#### EXERCISE DESCRIPTION
Restate the full listing word for word and leave the pictures out.

#### TASK MATERIAL
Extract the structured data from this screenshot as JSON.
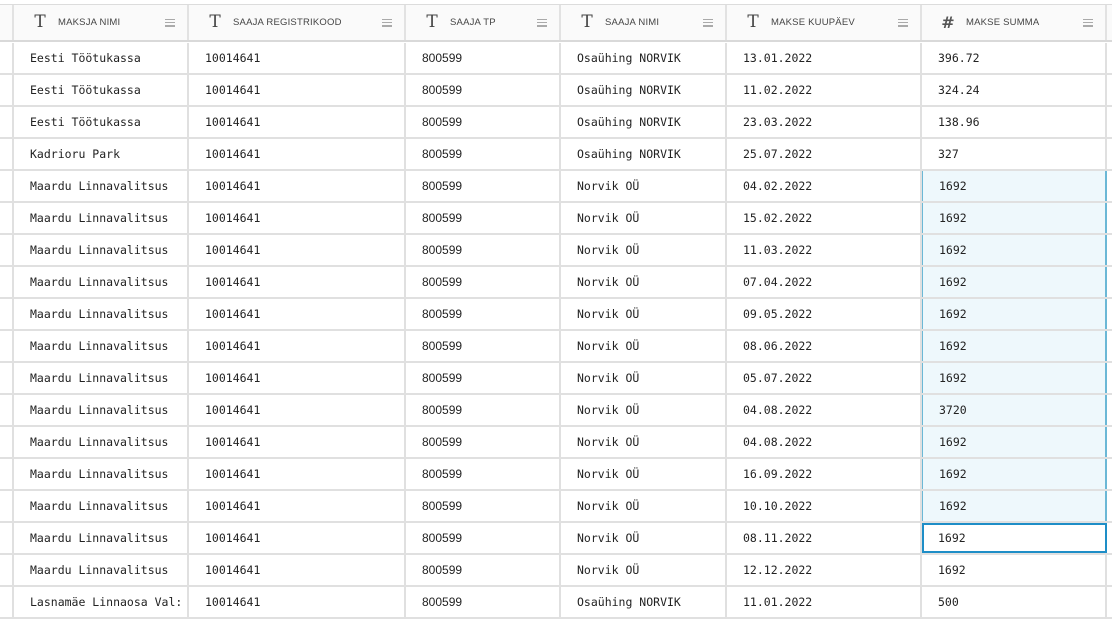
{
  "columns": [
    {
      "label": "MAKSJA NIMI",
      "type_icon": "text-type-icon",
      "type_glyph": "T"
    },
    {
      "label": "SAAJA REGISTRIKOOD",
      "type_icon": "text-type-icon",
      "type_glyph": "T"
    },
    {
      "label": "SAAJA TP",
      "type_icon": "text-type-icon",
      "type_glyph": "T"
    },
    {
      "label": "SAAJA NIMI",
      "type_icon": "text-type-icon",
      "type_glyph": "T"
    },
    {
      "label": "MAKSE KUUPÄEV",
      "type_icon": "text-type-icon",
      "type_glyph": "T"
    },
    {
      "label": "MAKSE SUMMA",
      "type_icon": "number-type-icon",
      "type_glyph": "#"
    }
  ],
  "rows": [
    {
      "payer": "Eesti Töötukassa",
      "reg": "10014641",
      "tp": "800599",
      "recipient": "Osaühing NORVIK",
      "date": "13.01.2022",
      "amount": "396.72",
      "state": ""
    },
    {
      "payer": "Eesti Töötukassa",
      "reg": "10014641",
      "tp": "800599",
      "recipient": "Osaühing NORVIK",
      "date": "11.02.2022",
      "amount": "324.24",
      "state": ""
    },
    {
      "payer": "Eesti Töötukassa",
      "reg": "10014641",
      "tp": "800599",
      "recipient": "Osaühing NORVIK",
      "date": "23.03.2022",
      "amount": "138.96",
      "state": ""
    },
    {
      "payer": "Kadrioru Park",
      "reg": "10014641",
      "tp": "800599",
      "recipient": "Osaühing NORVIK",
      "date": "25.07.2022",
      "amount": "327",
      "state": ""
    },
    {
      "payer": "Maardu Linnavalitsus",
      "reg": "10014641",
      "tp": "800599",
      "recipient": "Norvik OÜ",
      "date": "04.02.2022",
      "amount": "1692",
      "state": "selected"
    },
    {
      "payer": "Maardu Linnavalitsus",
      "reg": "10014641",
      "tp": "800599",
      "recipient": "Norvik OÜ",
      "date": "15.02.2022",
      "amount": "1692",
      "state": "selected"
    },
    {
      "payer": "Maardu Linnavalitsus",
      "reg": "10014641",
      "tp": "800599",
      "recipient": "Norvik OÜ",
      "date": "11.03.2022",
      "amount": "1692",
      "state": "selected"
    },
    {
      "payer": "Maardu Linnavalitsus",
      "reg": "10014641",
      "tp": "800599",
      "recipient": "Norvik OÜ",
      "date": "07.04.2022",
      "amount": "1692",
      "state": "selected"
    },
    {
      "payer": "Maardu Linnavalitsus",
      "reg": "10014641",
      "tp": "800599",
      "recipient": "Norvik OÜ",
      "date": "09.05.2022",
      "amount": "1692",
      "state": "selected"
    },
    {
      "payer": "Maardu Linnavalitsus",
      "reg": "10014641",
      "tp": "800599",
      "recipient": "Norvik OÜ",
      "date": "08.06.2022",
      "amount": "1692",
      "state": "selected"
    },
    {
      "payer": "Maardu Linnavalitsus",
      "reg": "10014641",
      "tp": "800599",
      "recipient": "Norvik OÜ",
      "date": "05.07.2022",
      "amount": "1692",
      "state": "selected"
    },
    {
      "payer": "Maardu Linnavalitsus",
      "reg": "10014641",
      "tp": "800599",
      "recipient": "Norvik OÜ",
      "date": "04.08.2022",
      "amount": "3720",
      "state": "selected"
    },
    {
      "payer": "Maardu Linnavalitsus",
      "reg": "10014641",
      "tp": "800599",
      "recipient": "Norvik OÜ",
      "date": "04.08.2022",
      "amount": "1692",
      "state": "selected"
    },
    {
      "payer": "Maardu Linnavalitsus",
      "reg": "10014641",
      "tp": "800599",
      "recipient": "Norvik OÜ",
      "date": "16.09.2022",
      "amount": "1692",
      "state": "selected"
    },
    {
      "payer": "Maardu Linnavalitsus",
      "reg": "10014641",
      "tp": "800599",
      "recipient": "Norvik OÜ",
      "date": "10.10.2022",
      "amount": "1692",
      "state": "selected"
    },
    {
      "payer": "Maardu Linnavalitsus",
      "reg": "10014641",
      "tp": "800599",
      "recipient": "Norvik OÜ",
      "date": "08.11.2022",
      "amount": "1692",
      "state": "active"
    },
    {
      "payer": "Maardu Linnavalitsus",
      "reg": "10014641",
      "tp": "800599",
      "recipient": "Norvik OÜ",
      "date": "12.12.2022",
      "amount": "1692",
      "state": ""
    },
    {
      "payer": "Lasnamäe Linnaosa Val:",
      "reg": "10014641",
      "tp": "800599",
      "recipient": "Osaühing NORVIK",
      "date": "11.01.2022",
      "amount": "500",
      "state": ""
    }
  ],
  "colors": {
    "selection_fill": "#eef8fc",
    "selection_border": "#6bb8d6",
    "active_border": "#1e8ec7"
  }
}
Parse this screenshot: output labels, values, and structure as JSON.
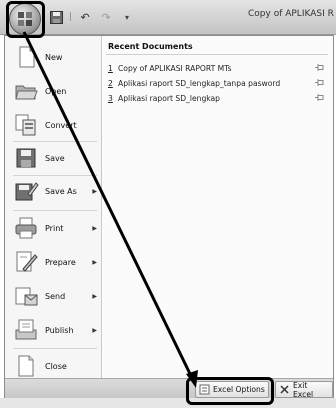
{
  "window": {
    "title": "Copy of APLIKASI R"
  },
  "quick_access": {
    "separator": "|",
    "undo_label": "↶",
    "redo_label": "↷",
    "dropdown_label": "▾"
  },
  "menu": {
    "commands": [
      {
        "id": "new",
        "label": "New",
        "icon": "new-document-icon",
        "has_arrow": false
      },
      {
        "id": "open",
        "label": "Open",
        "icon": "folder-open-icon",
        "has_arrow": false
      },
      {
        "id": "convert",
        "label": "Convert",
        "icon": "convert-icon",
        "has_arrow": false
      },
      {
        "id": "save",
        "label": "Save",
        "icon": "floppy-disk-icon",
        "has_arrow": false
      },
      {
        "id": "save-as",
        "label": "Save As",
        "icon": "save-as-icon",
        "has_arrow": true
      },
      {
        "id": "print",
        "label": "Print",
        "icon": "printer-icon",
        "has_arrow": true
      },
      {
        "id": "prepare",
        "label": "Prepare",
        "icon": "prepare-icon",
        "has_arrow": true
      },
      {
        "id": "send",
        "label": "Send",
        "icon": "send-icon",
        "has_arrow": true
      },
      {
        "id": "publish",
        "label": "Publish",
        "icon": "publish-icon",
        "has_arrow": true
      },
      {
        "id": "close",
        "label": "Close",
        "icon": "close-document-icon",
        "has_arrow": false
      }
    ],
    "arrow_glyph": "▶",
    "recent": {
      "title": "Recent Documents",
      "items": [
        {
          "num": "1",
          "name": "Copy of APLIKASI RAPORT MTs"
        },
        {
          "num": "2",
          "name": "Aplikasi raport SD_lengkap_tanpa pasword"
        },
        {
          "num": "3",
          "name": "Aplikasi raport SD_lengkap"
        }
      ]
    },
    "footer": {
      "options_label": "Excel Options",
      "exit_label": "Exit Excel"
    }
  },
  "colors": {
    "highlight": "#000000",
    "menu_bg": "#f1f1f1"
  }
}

#### REPLY
Extract the structured data from this screenshot as JSON.
{
  "columns": [
    {
      "label": "MAKSJA NIMI",
      "type_icon": "text-type-icon",
      "type_glyph": "T"
    },
    {
      "label": "SAAJA REGISTRIKOOD",
      "type_icon": "text-type-icon",
      "type_glyph": "T"
    },
    {
      "label": "SAAJA TP",
      "type_icon": "text-type-icon",
      "type_glyph": "T"
    },
    {
      "label": "SAAJA NIMI",
      "type_icon": "text-type-icon",
      "type_glyph": "T"
    },
    {
      "label": "MAKSE KUUPÄEV",
      "type_icon": "text-type-icon",
      "type_glyph": "T"
    },
    {
      "label": "MAKSE SUMMA",
      "type_icon": "number-type-icon",
      "type_glyph": "#"
    }
  ],
  "rows": [
    {
      "payer": "Eesti Töötukassa",
      "reg": "10014641",
      "tp": "800599",
      "recipient": "Osaühing NORVIK",
      "date": "13.01.2022",
      "amount": "396.72",
      "state": ""
    },
    {
      "payer": "Eesti Töötukassa",
      "reg": "10014641",
      "tp": "800599",
      "recipient": "Osaühing NORVIK",
      "date": "11.02.2022",
      "amount": "324.24",
      "state": ""
    },
    {
      "payer": "Eesti Töötukassa",
      "reg": "10014641",
      "tp": "800599",
      "recipient": "Osaühing NORVIK",
      "date": "23.03.2022",
      "amount": "138.96",
      "state": ""
    },
    {
      "payer": "Kadrioru Park",
      "reg": "10014641",
      "tp": "800599",
      "recipient": "Osaühing NORVIK",
      "date": "25.07.2022",
      "amount": "327",
      "state": ""
    },
    {
      "payer": "Maardu Linnavalitsus",
      "reg": "10014641",
      "tp": "800599",
      "recipient": "Norvik OÜ",
      "date": "04.02.2022",
      "amount": "1692",
      "state": "selected"
    },
    {
      "payer": "Maardu Linnavalitsus",
      "reg": "10014641",
      "tp": "800599",
      "recipient": "Norvik OÜ",
      "date": "15.02.2022",
      "amount": "1692",
      "state": "selected"
    },
    {
      "payer": "Maardu Linnavalitsus",
      "reg": "10014641",
      "tp": "800599",
      "recipient": "Norvik OÜ",
      "date": "11.03.2022",
      "amount": "1692",
      "state": "selected"
    },
    {
      "payer": "Maardu Linnavalitsus",
      "reg": "10014641",
      "tp": "800599",
      "recipient": "Norvik OÜ",
      "date": "07.04.2022",
      "amount": "1692",
      "state": "selected"
    },
    {
      "payer": "Maardu Linnavalitsus",
      "reg": "10014641",
      "tp": "800599",
      "recipient": "Norvik OÜ",
      "date": "09.05.2022",
      "amount": "1692",
      "state": "selected"
    },
    {
      "payer": "Maardu Linnavalitsus",
      "reg": "10014641",
      "tp": "800599",
      "recipient": "Norvik OÜ",
      "date": "08.06.2022",
      "amount": "1692",
      "state": "selected"
    },
    {
      "payer": "Maardu Linnavalitsus",
      "reg": "10014641",
      "tp": "800599",
      "recipient": "Norvik OÜ",
      "date": "05.07.2022",
      "amount": "1692",
      "state": "selected"
    },
    {
      "payer": "Maardu Linnavalitsus",
      "reg": "10014641",
      "tp": "800599",
      "recipient": "Norvik OÜ",
      "date": "04.08.2022",
      "amount": "3720",
      "state": "selected"
    },
    {
      "payer": "Maardu Linnavalitsus",
      "reg": "10014641",
      "tp": "800599",
      "recipient": "Norvik OÜ",
      "date": "04.08.2022",
      "amount": "1692",
      "state": "selected"
    },
    {
      "payer": "Maardu Linnavalitsus",
      "reg": "10014641",
      "tp": "800599",
      "recipient": "Norvik OÜ",
      "date": "16.09.2022",
      "amount": "1692",
      "state": "selected"
    },
    {
      "payer": "Maardu Linnavalitsus",
      "reg": "10014641",
      "tp": "800599",
      "recipient": "Norvik OÜ",
      "date": "10.10.2022",
      "amount": "1692",
      "state": "selected"
    },
    {
      "payer": "Maardu Linnavalitsus",
      "reg": "10014641",
      "tp": "800599",
      "recipient": "Norvik OÜ",
      "date": "08.11.2022",
      "amount": "1692",
      "state": "active"
    },
    {
      "payer": "Maardu Linnavalitsus",
      "reg": "10014641",
      "tp": "800599",
      "recipient": "Norvik OÜ",
      "date": "12.12.2022",
      "amount": "1692",
      "state": ""
    },
    {
      "payer": "Lasnamäe Linnaosa Val:",
      "reg": "10014641",
      "tp": "800599",
      "recipient": "Osaühing NORVIK",
      "date": "11.01.2022",
      "amount": "500",
      "state": ""
    }
  ],
  "colors": {
    "selection_fill": "#eef8fc",
    "selection_border": "#6bb8d6",
    "active_border": "#1e8ec7"
  }
}
Parse this screenshot: output labels, values, and structure as JSON.
{
  "window": {
    "title": "Copy of APLIKASI R"
  },
  "quick_access": {
    "separator": "|",
    "undo_label": "↶",
    "redo_label": "↷",
    "dropdown_label": "▾"
  },
  "menu": {
    "commands": [
      {
        "id": "new",
        "label": "New",
        "icon": "new-document-icon",
        "has_arrow": false
      },
      {
        "id": "open",
        "label": "Open",
        "icon": "folder-open-icon",
        "has_arrow": false
      },
      {
        "id": "convert",
        "label": "Convert",
        "icon": "convert-icon",
        "has_arrow": false
      },
      {
        "id": "save",
        "label": "Save",
        "icon": "floppy-disk-icon",
        "has_arrow": false
      },
      {
        "id": "save-as",
        "label": "Save As",
        "icon": "save-as-icon",
        "has_arrow": true
      },
      {
        "id": "print",
        "label": "Print",
        "icon": "printer-icon",
        "has_arrow": true
      },
      {
        "id": "prepare",
        "label": "Prepare",
        "icon": "prepare-icon",
        "has_arrow": true
      },
      {
        "id": "send",
        "label": "Send",
        "icon": "send-icon",
        "has_arrow": true
      },
      {
        "id": "publish",
        "label": "Publish",
        "icon": "publish-icon",
        "has_arrow": true
      },
      {
        "id": "close",
        "label": "Close",
        "icon": "close-document-icon",
        "has_arrow": false
      }
    ],
    "arrow_glyph": "▶",
    "recent": {
      "title": "Recent Documents",
      "items": [
        {
          "num": "1",
          "name": "Copy of APLIKASI RAPORT MTs"
        },
        {
          "num": "2",
          "name": "Aplikasi raport SD_lengkap_tanpa pasword"
        },
        {
          "num": "3",
          "name": "Aplikasi raport SD_lengkap"
        }
      ]
    },
    "footer": {
      "options_label": "Excel Options",
      "exit_label": "Exit Excel"
    }
  },
  "colors": {
    "highlight": "#000000",
    "menu_bg": "#f1f1f1"
  }
}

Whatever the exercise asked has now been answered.